(Records from a collection)
>>
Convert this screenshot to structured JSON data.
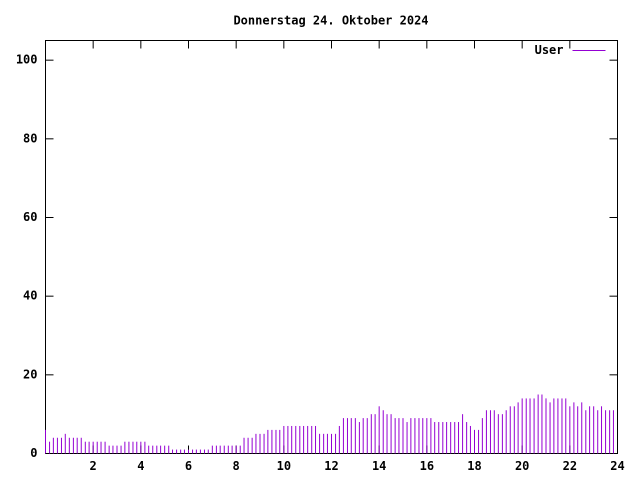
{
  "chart_data": {
    "type": "impulses",
    "title": "Donnerstag 24. Oktober 2024",
    "x": [
      0,
      0.17,
      0.33,
      0.5,
      0.67,
      0.83,
      1,
      1.17,
      1.33,
      1.5,
      1.67,
      1.83,
      2,
      2.17,
      2.33,
      2.5,
      2.67,
      2.83,
      3,
      3.17,
      3.33,
      3.5,
      3.67,
      3.83,
      4,
      4.17,
      4.33,
      4.5,
      4.67,
      4.83,
      5,
      5.17,
      5.33,
      5.5,
      5.67,
      5.83,
      6,
      6.17,
      6.33,
      6.5,
      6.67,
      6.83,
      7,
      7.17,
      7.33,
      7.5,
      7.67,
      7.83,
      8,
      8.17,
      8.33,
      8.5,
      8.67,
      8.83,
      9,
      9.17,
      9.33,
      9.5,
      9.67,
      9.83,
      10,
      10.17,
      10.33,
      10.5,
      10.67,
      10.83,
      11,
      11.17,
      11.33,
      11.5,
      11.67,
      11.83,
      12,
      12.17,
      12.33,
      12.5,
      12.67,
      12.83,
      13,
      13.17,
      13.33,
      13.5,
      13.67,
      13.83,
      14,
      14.17,
      14.33,
      14.5,
      14.67,
      14.83,
      15,
      15.17,
      15.33,
      15.5,
      15.67,
      15.83,
      16,
      16.17,
      16.33,
      16.5,
      16.67,
      16.83,
      17,
      17.17,
      17.33,
      17.5,
      17.67,
      17.83,
      18,
      18.17,
      18.33,
      18.5,
      18.67,
      18.83,
      19,
      19.17,
      19.33,
      19.5,
      19.67,
      19.83,
      20,
      20.17,
      20.33,
      20.5,
      20.67,
      20.83,
      21,
      21.17,
      21.33,
      21.5,
      21.67,
      21.83,
      22,
      22.17,
      22.33,
      22.5,
      22.67,
      22.83,
      23,
      23.17,
      23.33,
      23.5,
      23.67,
      23.83
    ],
    "series": [
      {
        "name": "User",
        "color": "#9400d3",
        "values": [
          6,
          3,
          4,
          4,
          4,
          5,
          4,
          4,
          4,
          4,
          3,
          3,
          3,
          3,
          3,
          3,
          2,
          2,
          2,
          2,
          3,
          3,
          3,
          3,
          3,
          3,
          2,
          2,
          2,
          2,
          2,
          2,
          1,
          1,
          1,
          1,
          1,
          1,
          1,
          1,
          1,
          1,
          2,
          2,
          2,
          2,
          2,
          2,
          2,
          2,
          4,
          4,
          4,
          5,
          5,
          5,
          6,
          6,
          6,
          6,
          7,
          7,
          7,
          7,
          7,
          7,
          7,
          7,
          7,
          5,
          5,
          5,
          5,
          5,
          7,
          9,
          9,
          9,
          9,
          8,
          9,
          9,
          10,
          10,
          12,
          11,
          10,
          10,
          9,
          9,
          9,
          8,
          9,
          9,
          9,
          9,
          9,
          9,
          8,
          8,
          8,
          8,
          8,
          8,
          8,
          10,
          8,
          7,
          6,
          6,
          9,
          11,
          11,
          11,
          10,
          10,
          11,
          12,
          12,
          13,
          14,
          14,
          14,
          14,
          15,
          15,
          14,
          13,
          14,
          14,
          14,
          14,
          12,
          13,
          12,
          13,
          11,
          12,
          12,
          11,
          12,
          11,
          11,
          11
        ]
      }
    ],
    "xlim": [
      0,
      24
    ],
    "xticks": [
      2,
      4,
      6,
      8,
      10,
      12,
      14,
      16,
      18,
      20,
      22,
      24
    ],
    "ylim": [
      0,
      105
    ],
    "yticks": [
      0,
      20,
      40,
      60,
      80,
      100
    ],
    "legend": "top-right"
  }
}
<<
▶ PROBLEM DESCRIPTION
What you return should match the records above word for word, minus the pictures.

▶ SOLUTION TO THIS TASK
Convert this screenshot to structured JSON data.
{
  "chart_data": {
    "type": "impulses",
    "title": "Donnerstag 24. Oktober 2024",
    "x": [
      0,
      0.17,
      0.33,
      0.5,
      0.67,
      0.83,
      1,
      1.17,
      1.33,
      1.5,
      1.67,
      1.83,
      2,
      2.17,
      2.33,
      2.5,
      2.67,
      2.83,
      3,
      3.17,
      3.33,
      3.5,
      3.67,
      3.83,
      4,
      4.17,
      4.33,
      4.5,
      4.67,
      4.83,
      5,
      5.17,
      5.33,
      5.5,
      5.67,
      5.83,
      6,
      6.17,
      6.33,
      6.5,
      6.67,
      6.83,
      7,
      7.17,
      7.33,
      7.5,
      7.67,
      7.83,
      8,
      8.17,
      8.33,
      8.5,
      8.67,
      8.83,
      9,
      9.17,
      9.33,
      9.5,
      9.67,
      9.83,
      10,
      10.17,
      10.33,
      10.5,
      10.67,
      10.83,
      11,
      11.17,
      11.33,
      11.5,
      11.67,
      11.83,
      12,
      12.17,
      12.33,
      12.5,
      12.67,
      12.83,
      13,
      13.17,
      13.33,
      13.5,
      13.67,
      13.83,
      14,
      14.17,
      14.33,
      14.5,
      14.67,
      14.83,
      15,
      15.17,
      15.33,
      15.5,
      15.67,
      15.83,
      16,
      16.17,
      16.33,
      16.5,
      16.67,
      16.83,
      17,
      17.17,
      17.33,
      17.5,
      17.67,
      17.83,
      18,
      18.17,
      18.33,
      18.5,
      18.67,
      18.83,
      19,
      19.17,
      19.33,
      19.5,
      19.67,
      19.83,
      20,
      20.17,
      20.33,
      20.5,
      20.67,
      20.83,
      21,
      21.17,
      21.33,
      21.5,
      21.67,
      21.83,
      22,
      22.17,
      22.33,
      22.5,
      22.67,
      22.83,
      23,
      23.17,
      23.33,
      23.5,
      23.67,
      23.83
    ],
    "series": [
      {
        "name": "User",
        "color": "#9400d3",
        "values": [
          6,
          3,
          4,
          4,
          4,
          5,
          4,
          4,
          4,
          4,
          3,
          3,
          3,
          3,
          3,
          3,
          2,
          2,
          2,
          2,
          3,
          3,
          3,
          3,
          3,
          3,
          2,
          2,
          2,
          2,
          2,
          2,
          1,
          1,
          1,
          1,
          1,
          1,
          1,
          1,
          1,
          1,
          2,
          2,
          2,
          2,
          2,
          2,
          2,
          2,
          4,
          4,
          4,
          5,
          5,
          5,
          6,
          6,
          6,
          6,
          7,
          7,
          7,
          7,
          7,
          7,
          7,
          7,
          7,
          5,
          5,
          5,
          5,
          5,
          7,
          9,
          9,
          9,
          9,
          8,
          9,
          9,
          10,
          10,
          12,
          11,
          10,
          10,
          9,
          9,
          9,
          8,
          9,
          9,
          9,
          9,
          9,
          9,
          8,
          8,
          8,
          8,
          8,
          8,
          8,
          10,
          8,
          7,
          6,
          6,
          9,
          11,
          11,
          11,
          10,
          10,
          11,
          12,
          12,
          13,
          14,
          14,
          14,
          14,
          15,
          15,
          14,
          13,
          14,
          14,
          14,
          14,
          12,
          13,
          12,
          13,
          11,
          12,
          12,
          11,
          12,
          11,
          11,
          11
        ]
      }
    ],
    "xlim": [
      0,
      24
    ],
    "xticks": [
      2,
      4,
      6,
      8,
      10,
      12,
      14,
      16,
      18,
      20,
      22,
      24
    ],
    "ylim": [
      0,
      105
    ],
    "yticks": [
      0,
      20,
      40,
      60,
      80,
      100
    ],
    "legend": "top-right"
  }
}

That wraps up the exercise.